# Input for this task start

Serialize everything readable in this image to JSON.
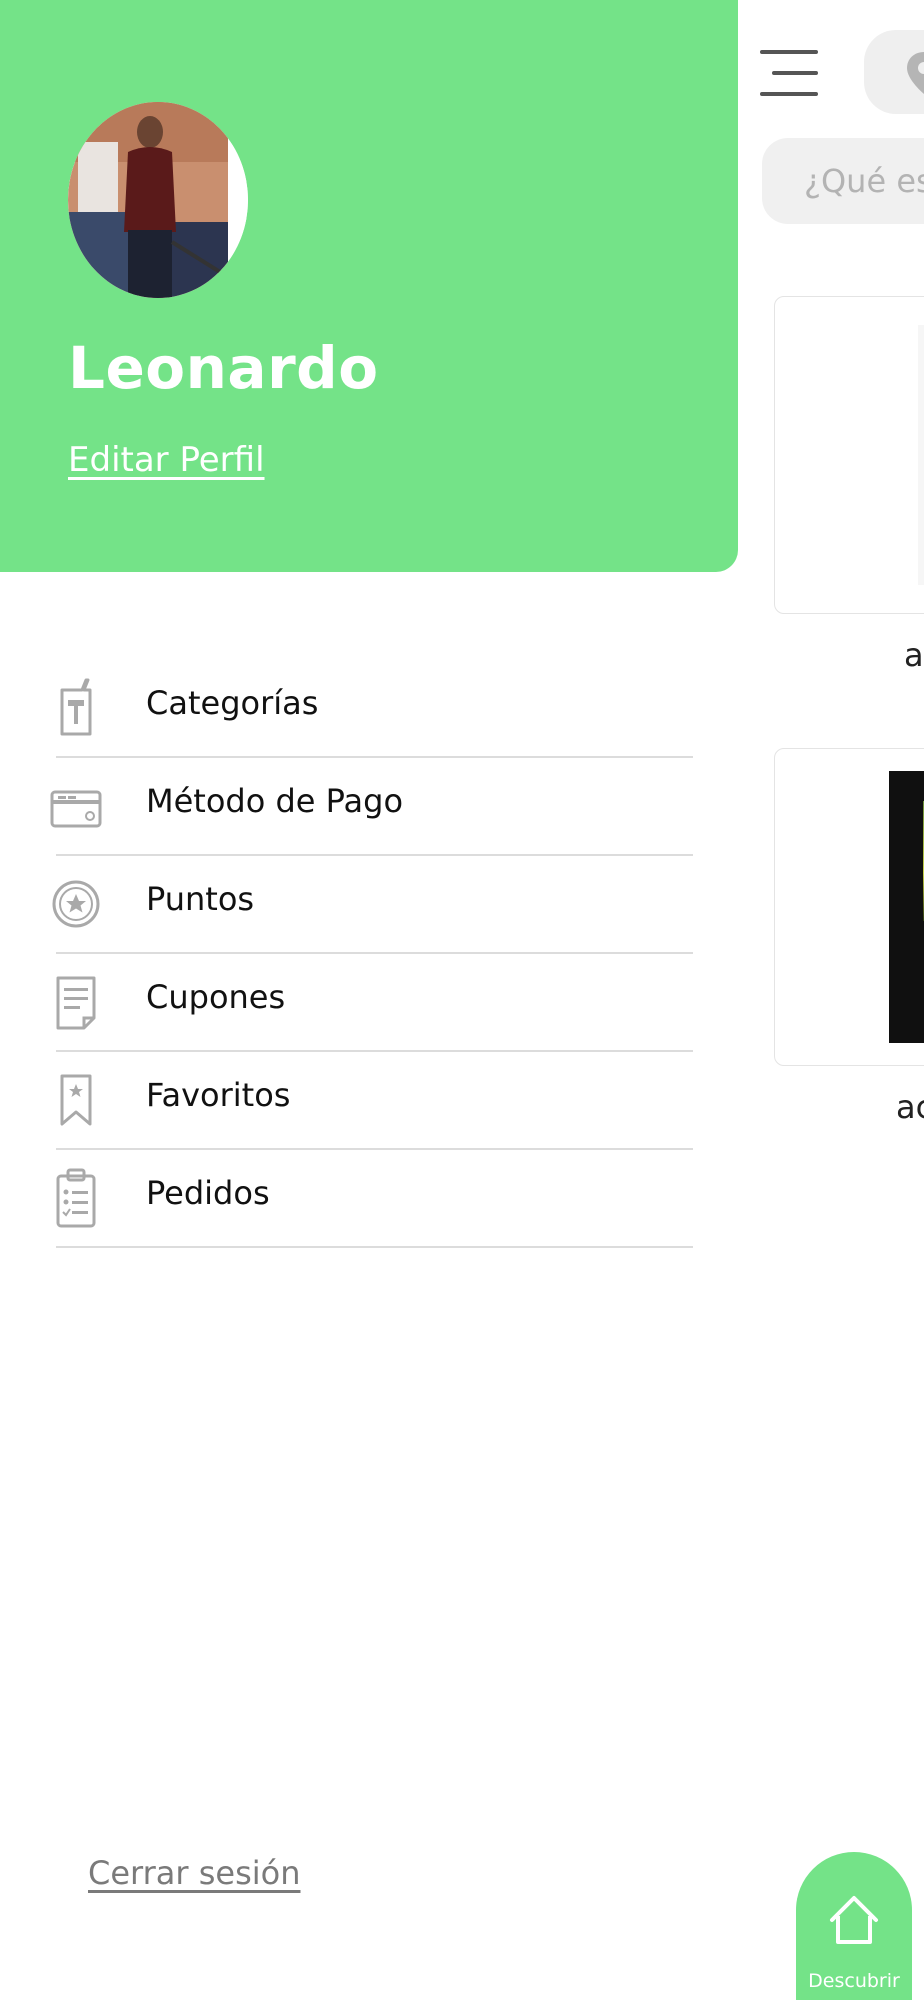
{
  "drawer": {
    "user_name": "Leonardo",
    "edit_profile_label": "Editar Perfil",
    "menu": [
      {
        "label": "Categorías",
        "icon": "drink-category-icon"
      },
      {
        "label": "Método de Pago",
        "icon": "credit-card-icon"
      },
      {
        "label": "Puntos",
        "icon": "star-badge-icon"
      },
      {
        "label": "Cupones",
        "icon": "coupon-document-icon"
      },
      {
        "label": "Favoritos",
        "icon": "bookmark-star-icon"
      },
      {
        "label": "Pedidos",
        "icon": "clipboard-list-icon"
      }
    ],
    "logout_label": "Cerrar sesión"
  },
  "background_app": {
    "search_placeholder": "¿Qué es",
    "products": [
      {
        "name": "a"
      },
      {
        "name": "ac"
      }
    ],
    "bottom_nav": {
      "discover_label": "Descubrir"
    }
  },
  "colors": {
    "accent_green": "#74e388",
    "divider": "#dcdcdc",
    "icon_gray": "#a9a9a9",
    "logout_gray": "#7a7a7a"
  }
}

# Input for this task end

Copy the material above exactly and drop the pictures.

Task solution =>
Serialize everything readable in this image to JSON.
{
  "drawer": {
    "user_name": "Leonardo",
    "edit_profile_label": "Editar Perfil",
    "menu": [
      {
        "label": "Categorías",
        "icon": "drink-category-icon"
      },
      {
        "label": "Método de Pago",
        "icon": "credit-card-icon"
      },
      {
        "label": "Puntos",
        "icon": "star-badge-icon"
      },
      {
        "label": "Cupones",
        "icon": "coupon-document-icon"
      },
      {
        "label": "Favoritos",
        "icon": "bookmark-star-icon"
      },
      {
        "label": "Pedidos",
        "icon": "clipboard-list-icon"
      }
    ],
    "logout_label": "Cerrar sesión"
  },
  "background_app": {
    "search_placeholder": "¿Qué es",
    "products": [
      {
        "name": "a"
      },
      {
        "name": "ac"
      }
    ],
    "bottom_nav": {
      "discover_label": "Descubrir"
    }
  },
  "colors": {
    "accent_green": "#74e388",
    "divider": "#dcdcdc",
    "icon_gray": "#a9a9a9",
    "logout_gray": "#7a7a7a"
  }
}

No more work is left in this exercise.